TASK TO COMPLETE:
Repeat, exactly and completely, the material that follows. Omit the pictures.

Data items:
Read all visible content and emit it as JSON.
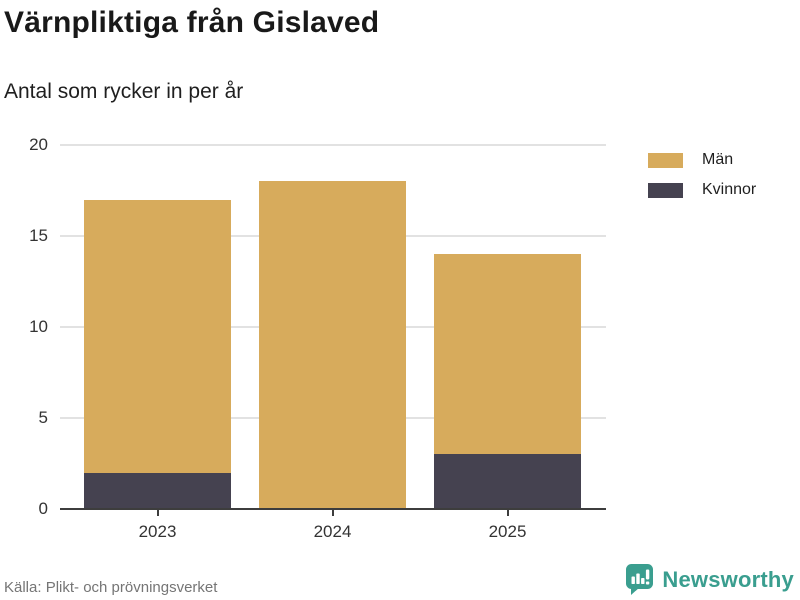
{
  "header": {
    "title": "Värnpliktiga från Gislaved",
    "subtitle": "Antal som rycker in per år"
  },
  "chart_data": {
    "type": "bar",
    "stacked": true,
    "title": "Värnpliktiga från Gislaved",
    "subtitle": "Antal som rycker in per år",
    "categories": [
      "2023",
      "2024",
      "2025"
    ],
    "series": [
      {
        "name": "Män",
        "color": "#d7ab5c",
        "values": [
          15,
          18,
          11
        ]
      },
      {
        "name": "Kvinnor",
        "color": "#454250",
        "values": [
          2,
          0,
          3
        ]
      }
    ],
    "stack_order_bottom_to_top": [
      "Kvinnor",
      "Män"
    ],
    "totals": [
      17,
      18,
      14
    ],
    "xlabel": "",
    "ylabel": "",
    "ylim": [
      0,
      20
    ],
    "yticks": [
      0,
      5,
      10,
      15,
      20
    ],
    "grid": "horizontal",
    "legend_position": "top-right"
  },
  "footer": {
    "source": "Källa: Plikt- och prövningsverket",
    "brand": "Newsworthy"
  },
  "colors": {
    "grid": "#e2e2e2",
    "axis": "#3d3d3d",
    "tick_text": "#333333",
    "source_text": "#757575",
    "brand_teal": "#3a9e8f"
  }
}
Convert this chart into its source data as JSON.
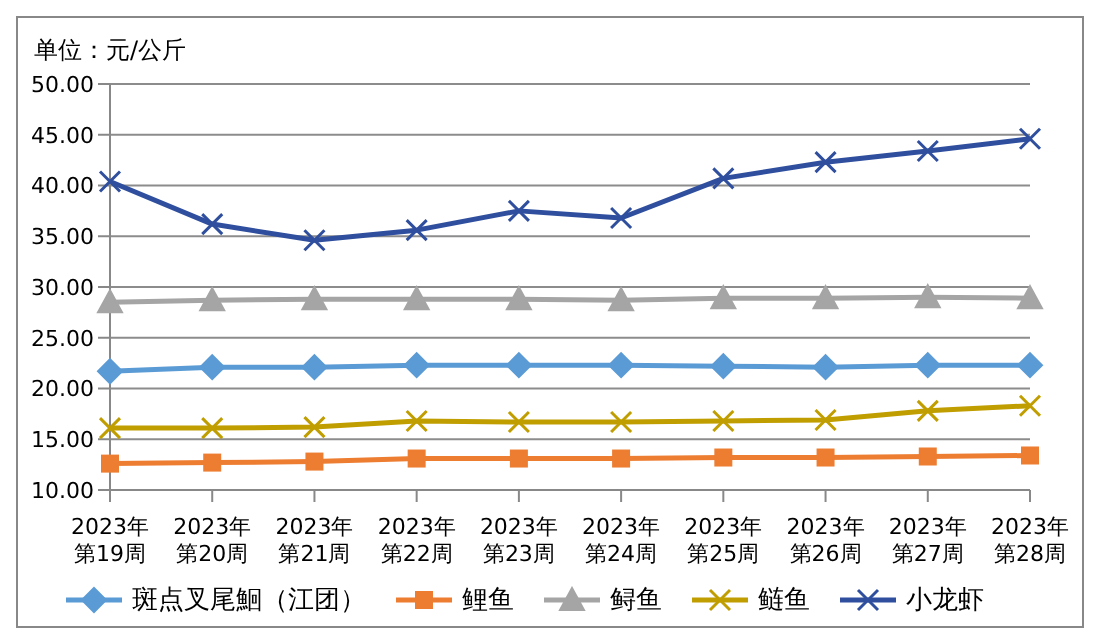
{
  "chart_data": {
    "type": "line",
    "title": "单位：元/公斤",
    "categories": [
      "2023年第19周",
      "2023年第20周",
      "2023年第21周",
      "2023年第22周",
      "2023年第23周",
      "2023年第24周",
      "2023年第25周",
      "2023年第26周",
      "2023年第27周",
      "2023年第28周"
    ],
    "series": [
      {
        "name": "斑点叉尾鮰（江团）",
        "color": "#5b9bd5",
        "marker": "diamond",
        "values": [
          21.7,
          22.1,
          22.1,
          22.3,
          22.3,
          22.3,
          22.2,
          22.1,
          22.3,
          22.3
        ]
      },
      {
        "name": "鲤鱼",
        "color": "#ed7d31",
        "marker": "square",
        "values": [
          12.6,
          12.7,
          12.8,
          13.1,
          13.1,
          13.1,
          13.2,
          13.2,
          13.3,
          13.4
        ]
      },
      {
        "name": "鲟鱼",
        "color": "#a5a5a5",
        "marker": "triangle",
        "values": [
          28.5,
          28.7,
          28.8,
          28.8,
          28.8,
          28.7,
          28.9,
          28.9,
          29.0,
          28.9
        ]
      },
      {
        "name": "鲢鱼",
        "color": "#c09e00",
        "marker": "cross",
        "values": [
          16.1,
          16.1,
          16.2,
          16.8,
          16.7,
          16.7,
          16.8,
          16.9,
          17.8,
          18.3
        ]
      },
      {
        "name": "小龙虾",
        "color": "#2f4f9e",
        "marker": "cross",
        "values": [
          40.4,
          36.2,
          34.6,
          35.6,
          37.5,
          36.8,
          40.7,
          42.3,
          43.4,
          44.6
        ]
      }
    ],
    "ylim": [
      10,
      50
    ],
    "yticks": [
      {
        "value": 10,
        "label": "10.00"
      },
      {
        "value": 15,
        "label": "15.00"
      },
      {
        "value": 20,
        "label": "20.00"
      },
      {
        "value": 25,
        "label": "25.00"
      },
      {
        "value": 30,
        "label": "30.00"
      },
      {
        "value": 35,
        "label": "35.00"
      },
      {
        "value": 40,
        "label": "40.00"
      },
      {
        "value": 45,
        "label": "45.00"
      },
      {
        "value": 50,
        "label": "50.00"
      }
    ],
    "grid": "y",
    "legend": "bottom",
    "line_style": "solid"
  }
}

SOLUTION TO THIS EXERCISE:
Read all visible content and emit it as JSON.
{
  "header": {
    "title": "Värnpliktiga från Gislaved",
    "subtitle": "Antal som rycker in per år"
  },
  "chart_data": {
    "type": "bar",
    "stacked": true,
    "title": "Värnpliktiga från Gislaved",
    "subtitle": "Antal som rycker in per år",
    "categories": [
      "2023",
      "2024",
      "2025"
    ],
    "series": [
      {
        "name": "Män",
        "color": "#d7ab5c",
        "values": [
          15,
          18,
          11
        ]
      },
      {
        "name": "Kvinnor",
        "color": "#454250",
        "values": [
          2,
          0,
          3
        ]
      }
    ],
    "stack_order_bottom_to_top": [
      "Kvinnor",
      "Män"
    ],
    "totals": [
      17,
      18,
      14
    ],
    "xlabel": "",
    "ylabel": "",
    "ylim": [
      0,
      20
    ],
    "yticks": [
      0,
      5,
      10,
      15,
      20
    ],
    "grid": "horizontal",
    "legend_position": "top-right"
  },
  "footer": {
    "source": "Källa: Plikt- och prövningsverket",
    "brand": "Newsworthy"
  },
  "colors": {
    "grid": "#e2e2e2",
    "axis": "#3d3d3d",
    "tick_text": "#333333",
    "source_text": "#757575",
    "brand_teal": "#3a9e8f"
  }
}
Convert this chart into its source data as JSON.
{
  "chart_data": {
    "type": "line",
    "title": "单位：元/公斤",
    "categories": [
      "2023年第19周",
      "2023年第20周",
      "2023年第21周",
      "2023年第22周",
      "2023年第23周",
      "2023年第24周",
      "2023年第25周",
      "2023年第26周",
      "2023年第27周",
      "2023年第28周"
    ],
    "series": [
      {
        "name": "斑点叉尾鮰（江团）",
        "color": "#5b9bd5",
        "marker": "diamond",
        "values": [
          21.7,
          22.1,
          22.1,
          22.3,
          22.3,
          22.3,
          22.2,
          22.1,
          22.3,
          22.3
        ]
      },
      {
        "name": "鲤鱼",
        "color": "#ed7d31",
        "marker": "square",
        "values": [
          12.6,
          12.7,
          12.8,
          13.1,
          13.1,
          13.1,
          13.2,
          13.2,
          13.3,
          13.4
        ]
      },
      {
        "name": "鲟鱼",
        "color": "#a5a5a5",
        "marker": "triangle",
        "values": [
          28.5,
          28.7,
          28.8,
          28.8,
          28.8,
          28.7,
          28.9,
          28.9,
          29.0,
          28.9
        ]
      },
      {
        "name": "鲢鱼",
        "color": "#c09e00",
        "marker": "cross",
        "values": [
          16.1,
          16.1,
          16.2,
          16.8,
          16.7,
          16.7,
          16.8,
          16.9,
          17.8,
          18.3
        ]
      },
      {
        "name": "小龙虾",
        "color": "#2f4f9e",
        "marker": "cross",
        "values": [
          40.4,
          36.2,
          34.6,
          35.6,
          37.5,
          36.8,
          40.7,
          42.3,
          43.4,
          44.6
        ]
      }
    ],
    "ylim": [
      10,
      50
    ],
    "yticks": [
      {
        "value": 10,
        "label": "10.00"
      },
      {
        "value": 15,
        "label": "15.00"
      },
      {
        "value": 20,
        "label": "20.00"
      },
      {
        "value": 25,
        "label": "25.00"
      },
      {
        "value": 30,
        "label": "30.00"
      },
      {
        "value": 35,
        "label": "35.00"
      },
      {
        "value": 40,
        "label": "40.00"
      },
      {
        "value": 45,
        "label": "45.00"
      },
      {
        "value": 50,
        "label": "50.00"
      }
    ],
    "grid": "y",
    "legend": "bottom",
    "line_style": "solid"
  }
}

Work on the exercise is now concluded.